====== Data entries ======

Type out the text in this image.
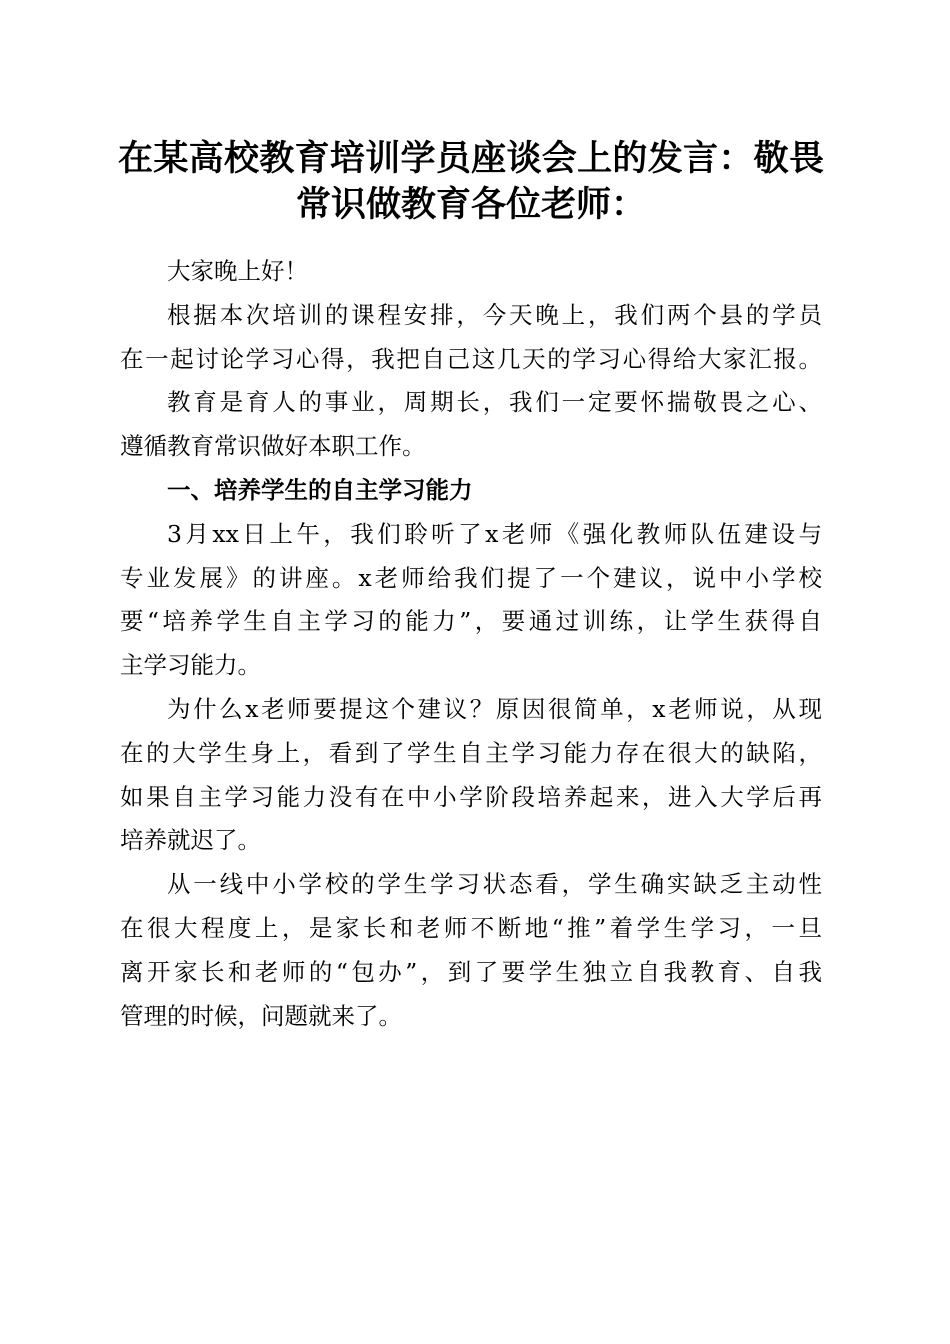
在某高校教育培训学员座谈会上的发言：敬畏
常识做教育各位老师：
大家晚上好！
根据本次培训的课程安排，今天晚上，我们两个县的学员
在一起讨论学习心得，我把自己这几天的学习心得给大家汇报。
教育是育人的事业，周期长，我们一定要怀揣敬畏之心、
遵循教育常识做好本职工作。
一、培养学生的自主学习能力
3月xx日上午，我们聆听了x老师《强化教师队伍建设与
专业发展》的讲座。x老师给我们提了一个建议，说中小学校
要“培养学生自主学习的能力”，要通过训练，让学生获得自
主学习能力。
为什么x老师要提这个建议？原因很简单，x老师说，从现
在的大学生身上，看到了学生自主学习能力存在很大的缺陷，
如果自主学习能力没有在中小学阶段培养起来，进入大学后再
培养就迟了。
从一线中小学校的学生学习状态看，学生确实缺乏主动性
在很大程度上，是家长和老师不断地“推”着学生学习，一旦
离开家长和老师的“包办”，到了要学生独立自我教育、自我
管理的时候，问题就来了。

======

§ Aim
Pictures in the records must not appear in the copy; transcribe everything else precisely.

§ Solution to the exercise
Type out the text in this image.
在某高校教育培训学员座谈会上的发言：敬畏
常识做教育各位老师：
大家晚上好！
根据本次培训的课程安排，今天晚上，我们两个县的学员
在一起讨论学习心得，我把自己这几天的学习心得给大家汇报。
教育是育人的事业，周期长，我们一定要怀揣敬畏之心、
遵循教育常识做好本职工作。
一、培养学生的自主学习能力
3月xx日上午，我们聆听了x老师《强化教师队伍建设与
专业发展》的讲座。x老师给我们提了一个建议，说中小学校
要“培养学生自主学习的能力”，要通过训练，让学生获得自
主学习能力。
为什么x老师要提这个建议？原因很简单，x老师说，从现
在的大学生身上，看到了学生自主学习能力存在很大的缺陷，
如果自主学习能力没有在中小学阶段培养起来，进入大学后再
培养就迟了。
从一线中小学校的学生学习状态看，学生确实缺乏主动性
在很大程度上，是家长和老师不断地“推”着学生学习，一旦
离开家长和老师的“包办”，到了要学生独立自我教育、自我
管理的时候，问题就来了。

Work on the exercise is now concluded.